[START]

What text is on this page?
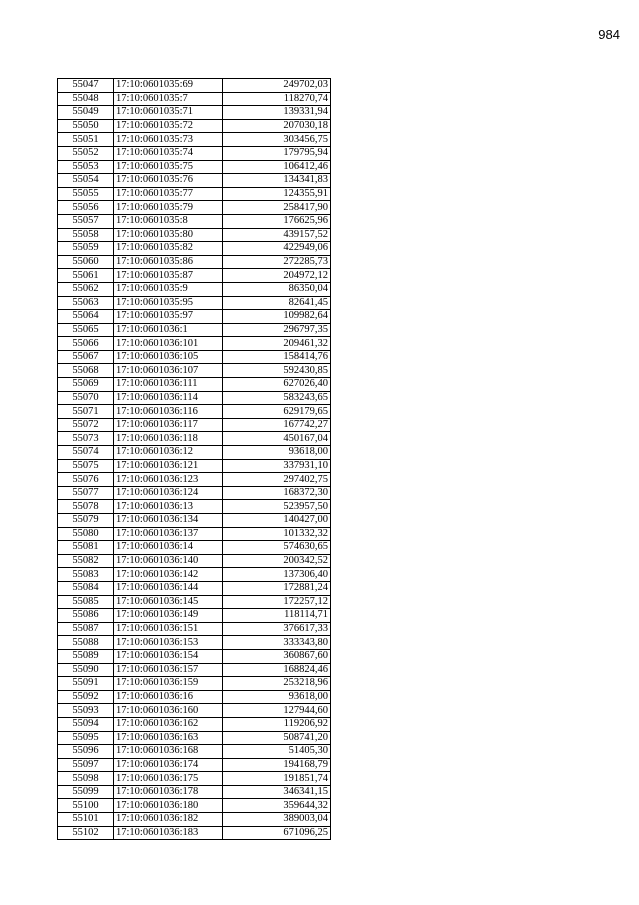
984
55047	17:10:0601035:69	249702,03
55048	17:10:0601035:7	118270,74
55049	17:10:0601035:71	139331,94
55050	17:10:0601035:72	207030,18
55051	17:10:0601035:73	303456,75
55052	17:10:0601035:74	179795,94
55053	17:10:0601035:75	106412,46
55054	17:10:0601035:76	134341,83
55055	17:10:0601035:77	124355,91
55056	17:10:0601035:79	258417,90
55057	17:10:0601035:8	176625,96
55058	17:10:0601035:80	439157,52
55059	17:10:0601035:82	422949,06
55060	17:10:0601035:86	272285,73
55061	17:10:0601035:87	204972,12
55062	17:10:0601035:9	86350,04
55063	17:10:0601035:95	82641,45
55064	17:10:0601035:97	109982,64
55065	17:10:0601036:1	296797,35
55066	17:10:0601036:101	209461,32
55067	17:10:0601036:105	158414,76
55068	17:10:0601036:107	592430,85
55069	17:10:0601036:111	627026,40
55070	17:10:0601036:114	583243,65
55071	17:10:0601036:116	629179,65
55072	17:10:0601036:117	167742,27
55073	17:10:0601036:118	450167,04
55074	17:10:0601036:12	93618,00
55075	17:10:0601036:121	337931,10
55076	17:10:0601036:123	297402,75
55077	17:10:0601036:124	168372,30
55078	17:10:0601036:13	523957,50
55079	17:10:0601036:134	140427,00
55080	17:10:0601036:137	101332,32
55081	17:10:0601036:14	574630,65
55082	17:10:0601036:140	200342,52
55083	17:10:0601036:142	137306,40
55084	17:10:0601036:144	172881,24
55085	17:10:0601036:145	172257,12
55086	17:10:0601036:149	118114,71
55087	17:10:0601036:151	376617,33
55088	17:10:0601036:153	333343,80
55089	17:10:0601036:154	360867,60
55090	17:10:0601036:157	168824,46
55091	17:10:0601036:159	253218,96
55092	17:10:0601036:16	93618,00
55093	17:10:0601036:160	127944,60
55094	17:10:0601036:162	119206,92
55095	17:10:0601036:163	508741,20
55096	17:10:0601036:168	51405,30
55097	17:10:0601036:174	194168,79
55098	17:10:0601036:175	191851,74
55099	17:10:0601036:178	346341,15
55100	17:10:0601036:180	359644,32
55101	17:10:0601036:182	389003,04
55102	17:10:0601036:183	671096,25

[END]

## What to produce
Skip the pictures and print each record exactly as it stands.

## Written response
What text is on this page?
984
55047	17:10:0601035:69	249702,03
55048	17:10:0601035:7	118270,74
55049	17:10:0601035:71	139331,94
55050	17:10:0601035:72	207030,18
55051	17:10:0601035:73	303456,75
55052	17:10:0601035:74	179795,94
55053	17:10:0601035:75	106412,46
55054	17:10:0601035:76	134341,83
55055	17:10:0601035:77	124355,91
55056	17:10:0601035:79	258417,90
55057	17:10:0601035:8	176625,96
55058	17:10:0601035:80	439157,52
55059	17:10:0601035:82	422949,06
55060	17:10:0601035:86	272285,73
55061	17:10:0601035:87	204972,12
55062	17:10:0601035:9	86350,04
55063	17:10:0601035:95	82641,45
55064	17:10:0601035:97	109982,64
55065	17:10:0601036:1	296797,35
55066	17:10:0601036:101	209461,32
55067	17:10:0601036:105	158414,76
55068	17:10:0601036:107	592430,85
55069	17:10:0601036:111	627026,40
55070	17:10:0601036:114	583243,65
55071	17:10:0601036:116	629179,65
55072	17:10:0601036:117	167742,27
55073	17:10:0601036:118	450167,04
55074	17:10:0601036:12	93618,00
55075	17:10:0601036:121	337931,10
55076	17:10:0601036:123	297402,75
55077	17:10:0601036:124	168372,30
55078	17:10:0601036:13	523957,50
55079	17:10:0601036:134	140427,00
55080	17:10:0601036:137	101332,32
55081	17:10:0601036:14	574630,65
55082	17:10:0601036:140	200342,52
55083	17:10:0601036:142	137306,40
55084	17:10:0601036:144	172881,24
55085	17:10:0601036:145	172257,12
55086	17:10:0601036:149	118114,71
55087	17:10:0601036:151	376617,33
55088	17:10:0601036:153	333343,80
55089	17:10:0601036:154	360867,60
55090	17:10:0601036:157	168824,46
55091	17:10:0601036:159	253218,96
55092	17:10:0601036:16	93618,00
55093	17:10:0601036:160	127944,60
55094	17:10:0601036:162	119206,92
55095	17:10:0601036:163	508741,20
55096	17:10:0601036:168	51405,30
55097	17:10:0601036:174	194168,79
55098	17:10:0601036:175	191851,74
55099	17:10:0601036:178	346341,15
55100	17:10:0601036:180	359644,32
55101	17:10:0601036:182	389003,04
55102	17:10:0601036:183	671096,25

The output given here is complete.